(To do) Your task is to output the data exactly as it stands.

— start —

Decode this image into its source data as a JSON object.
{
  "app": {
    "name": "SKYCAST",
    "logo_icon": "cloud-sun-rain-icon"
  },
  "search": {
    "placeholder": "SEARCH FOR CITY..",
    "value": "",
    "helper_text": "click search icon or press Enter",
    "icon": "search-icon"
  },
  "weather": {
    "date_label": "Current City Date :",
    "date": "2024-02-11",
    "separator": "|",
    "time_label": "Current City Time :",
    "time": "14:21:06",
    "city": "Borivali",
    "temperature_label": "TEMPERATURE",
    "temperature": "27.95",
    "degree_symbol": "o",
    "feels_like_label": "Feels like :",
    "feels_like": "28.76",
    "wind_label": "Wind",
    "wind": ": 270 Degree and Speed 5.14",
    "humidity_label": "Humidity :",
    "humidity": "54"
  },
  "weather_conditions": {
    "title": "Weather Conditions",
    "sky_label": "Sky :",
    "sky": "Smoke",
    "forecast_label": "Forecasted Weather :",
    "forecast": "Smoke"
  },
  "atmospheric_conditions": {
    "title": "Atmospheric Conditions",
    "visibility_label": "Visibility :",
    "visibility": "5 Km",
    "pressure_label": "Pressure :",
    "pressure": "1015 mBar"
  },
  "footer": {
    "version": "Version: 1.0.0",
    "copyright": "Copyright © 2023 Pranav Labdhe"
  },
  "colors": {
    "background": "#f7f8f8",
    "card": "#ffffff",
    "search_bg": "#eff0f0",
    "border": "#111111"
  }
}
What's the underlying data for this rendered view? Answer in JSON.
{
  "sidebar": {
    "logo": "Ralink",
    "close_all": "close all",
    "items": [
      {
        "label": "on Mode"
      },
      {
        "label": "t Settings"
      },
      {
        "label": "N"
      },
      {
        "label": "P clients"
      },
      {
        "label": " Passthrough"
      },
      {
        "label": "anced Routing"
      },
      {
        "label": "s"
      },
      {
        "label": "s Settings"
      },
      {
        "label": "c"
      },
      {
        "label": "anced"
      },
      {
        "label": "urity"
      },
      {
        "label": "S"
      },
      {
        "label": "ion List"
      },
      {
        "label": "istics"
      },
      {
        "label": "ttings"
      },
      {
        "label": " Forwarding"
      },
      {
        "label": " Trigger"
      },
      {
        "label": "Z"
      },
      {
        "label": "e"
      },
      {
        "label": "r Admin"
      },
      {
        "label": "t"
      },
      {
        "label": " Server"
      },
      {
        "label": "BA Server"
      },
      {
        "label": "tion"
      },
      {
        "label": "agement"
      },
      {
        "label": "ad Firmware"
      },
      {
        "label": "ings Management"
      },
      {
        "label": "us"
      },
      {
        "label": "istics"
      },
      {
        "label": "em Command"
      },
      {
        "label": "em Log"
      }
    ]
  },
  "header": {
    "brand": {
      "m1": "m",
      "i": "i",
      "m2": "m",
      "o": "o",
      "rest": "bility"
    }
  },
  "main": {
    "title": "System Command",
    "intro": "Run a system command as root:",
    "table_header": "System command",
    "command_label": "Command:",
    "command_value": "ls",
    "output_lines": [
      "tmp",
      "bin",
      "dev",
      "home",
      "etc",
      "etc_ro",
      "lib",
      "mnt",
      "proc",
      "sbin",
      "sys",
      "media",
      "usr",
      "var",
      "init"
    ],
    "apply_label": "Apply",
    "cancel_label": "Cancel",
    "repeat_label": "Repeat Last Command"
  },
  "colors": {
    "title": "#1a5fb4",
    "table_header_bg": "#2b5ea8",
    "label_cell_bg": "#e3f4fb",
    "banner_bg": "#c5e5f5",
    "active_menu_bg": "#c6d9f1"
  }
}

— end —

(Result for this exercise)
Decode this image into its source data as a JSON object.
{
  "app": {
    "name": "SKYCAST",
    "logo_icon": "cloud-sun-rain-icon"
  },
  "search": {
    "placeholder": "SEARCH FOR CITY..",
    "value": "",
    "helper_text": "click search icon or press Enter",
    "icon": "search-icon"
  },
  "weather": {
    "date_label": "Current City Date :",
    "date": "2024-02-11",
    "separator": "|",
    "time_label": "Current City Time :",
    "time": "14:21:06",
    "city": "Borivali",
    "temperature_label": "TEMPERATURE",
    "temperature": "27.95",
    "degree_symbol": "o",
    "feels_like_label": "Feels like :",
    "feels_like": "28.76",
    "wind_label": "Wind",
    "wind": ": 270 Degree and Speed 5.14",
    "humidity_label": "Humidity :",
    "humidity": "54"
  },
  "weather_conditions": {
    "title": "Weather Conditions",
    "sky_label": "Sky :",
    "sky": "Smoke",
    "forecast_label": "Forecasted Weather :",
    "forecast": "Smoke"
  },
  "atmospheric_conditions": {
    "title": "Atmospheric Conditions",
    "visibility_label": "Visibility :",
    "visibility": "5 Km",
    "pressure_label": "Pressure :",
    "pressure": "1015 mBar"
  },
  "footer": {
    "version": "Version: 1.0.0",
    "copyright": "Copyright © 2023 Pranav Labdhe"
  },
  "colors": {
    "background": "#f7f8f8",
    "card": "#ffffff",
    "search_bg": "#eff0f0",
    "border": "#111111"
  }
}
What's the underlying data for this rendered view? Answer in JSON.
{
  "sidebar": {
    "logo": "Ralink",
    "close_all": "close all",
    "items": [
      {
        "label": "on Mode"
      },
      {
        "label": "t Settings"
      },
      {
        "label": "N"
      },
      {
        "label": "P clients"
      },
      {
        "label": " Passthrough"
      },
      {
        "label": "anced Routing"
      },
      {
        "label": "s"
      },
      {
        "label": "s Settings"
      },
      {
        "label": "c"
      },
      {
        "label": "anced"
      },
      {
        "label": "urity"
      },
      {
        "label": "S"
      },
      {
        "label": "ion List"
      },
      {
        "label": "istics"
      },
      {
        "label": "ttings"
      },
      {
        "label": " Forwarding"
      },
      {
        "label": " Trigger"
      },
      {
        "label": "Z"
      },
      {
        "label": "e"
      },
      {
        "label": "r Admin"
      },
      {
        "label": "t"
      },
      {
        "label": " Server"
      },
      {
        "label": "BA Server"
      },
      {
        "label": "tion"
      },
      {
        "label": "agement"
      },
      {
        "label": "ad Firmware"
      },
      {
        "label": "ings Management"
      },
      {
        "label": "us"
      },
      {
        "label": "istics"
      },
      {
        "label": "em Command"
      },
      {
        "label": "em Log"
      }
    ]
  },
  "header": {
    "brand": {
      "m1": "m",
      "i": "i",
      "m2": "m",
      "o": "o",
      "rest": "bility"
    }
  },
  "main": {
    "title": "System Command",
    "intro": "Run a system command as root:",
    "table_header": "System command",
    "command_label": "Command:",
    "command_value": "ls",
    "output_lines": [
      "tmp",
      "bin",
      "dev",
      "home",
      "etc",
      "etc_ro",
      "lib",
      "mnt",
      "proc",
      "sbin",
      "sys",
      "media",
      "usr",
      "var",
      "init"
    ],
    "apply_label": "Apply",
    "cancel_label": "Cancel",
    "repeat_label": "Repeat Last Command"
  },
  "colors": {
    "title": "#1a5fb4",
    "table_header_bg": "#2b5ea8",
    "label_cell_bg": "#e3f4fb",
    "banner_bg": "#c5e5f5",
    "active_menu_bg": "#c6d9f1"
  }
}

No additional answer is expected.